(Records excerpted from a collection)
------------------------------------------------------------

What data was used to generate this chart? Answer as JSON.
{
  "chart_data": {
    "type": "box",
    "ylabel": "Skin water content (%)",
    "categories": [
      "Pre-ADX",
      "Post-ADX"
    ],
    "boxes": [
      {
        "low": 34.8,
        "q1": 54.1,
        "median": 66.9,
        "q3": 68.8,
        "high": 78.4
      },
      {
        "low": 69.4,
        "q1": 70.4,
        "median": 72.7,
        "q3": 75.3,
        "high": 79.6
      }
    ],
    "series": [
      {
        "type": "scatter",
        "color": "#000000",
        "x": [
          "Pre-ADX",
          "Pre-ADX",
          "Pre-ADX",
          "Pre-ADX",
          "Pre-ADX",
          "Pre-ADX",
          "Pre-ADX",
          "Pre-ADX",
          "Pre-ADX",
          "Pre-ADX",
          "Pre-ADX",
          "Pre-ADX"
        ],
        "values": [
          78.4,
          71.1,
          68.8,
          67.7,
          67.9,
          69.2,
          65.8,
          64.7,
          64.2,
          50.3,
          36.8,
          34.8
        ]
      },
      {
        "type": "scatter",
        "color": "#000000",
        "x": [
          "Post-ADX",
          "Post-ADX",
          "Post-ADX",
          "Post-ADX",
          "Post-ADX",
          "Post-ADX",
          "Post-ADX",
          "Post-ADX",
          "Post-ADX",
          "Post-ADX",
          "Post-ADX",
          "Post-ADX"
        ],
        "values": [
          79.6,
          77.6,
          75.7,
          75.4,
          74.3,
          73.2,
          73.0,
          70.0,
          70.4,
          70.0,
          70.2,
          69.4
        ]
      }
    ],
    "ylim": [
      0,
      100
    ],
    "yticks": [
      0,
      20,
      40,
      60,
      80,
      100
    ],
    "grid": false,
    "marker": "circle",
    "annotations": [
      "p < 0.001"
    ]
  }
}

------------------------------------------------------------

From the records above, extract every entry exactly as given.

What data was used to generate this chart? Answer as JSON.
{
  "chart_data": {
    "type": "box",
    "ylabel": "Skin water content (%)",
    "categories": [
      "Pre-ADX",
      "Post-ADX"
    ],
    "boxes": [
      {
        "low": 34.8,
        "q1": 54.1,
        "median": 66.9,
        "q3": 68.8,
        "high": 78.4
      },
      {
        "low": 69.4,
        "q1": 70.4,
        "median": 72.7,
        "q3": 75.3,
        "high": 79.6
      }
    ],
    "series": [
      {
        "type": "scatter",
        "color": "#000000",
        "x": [
          "Pre-ADX",
          "Pre-ADX",
          "Pre-ADX",
          "Pre-ADX",
          "Pre-ADX",
          "Pre-ADX",
          "Pre-ADX",
          "Pre-ADX",
          "Pre-ADX",
          "Pre-ADX",
          "Pre-ADX",
          "Pre-ADX"
        ],
        "values": [
          78.4,
          71.1,
          68.8,
          67.7,
          67.9,
          69.2,
          65.8,
          64.7,
          64.2,
          50.3,
          36.8,
          34.8
        ]
      },
      {
        "type": "scatter",
        "color": "#000000",
        "x": [
          "Post-ADX",
          "Post-ADX",
          "Post-ADX",
          "Post-ADX",
          "Post-ADX",
          "Post-ADX",
          "Post-ADX",
          "Post-ADX",
          "Post-ADX",
          "Post-ADX",
          "Post-ADX",
          "Post-ADX"
        ],
        "values": [
          79.6,
          77.6,
          75.7,
          75.4,
          74.3,
          73.2,
          73.0,
          70.0,
          70.4,
          70.0,
          70.2,
          69.4
        ]
      }
    ],
    "ylim": [
      0,
      100
    ],
    "yticks": [
      0,
      20,
      40,
      60,
      80,
      100
    ],
    "grid": false,
    "marker": "circle",
    "annotations": [
      "p < 0.001"
    ]
  }
}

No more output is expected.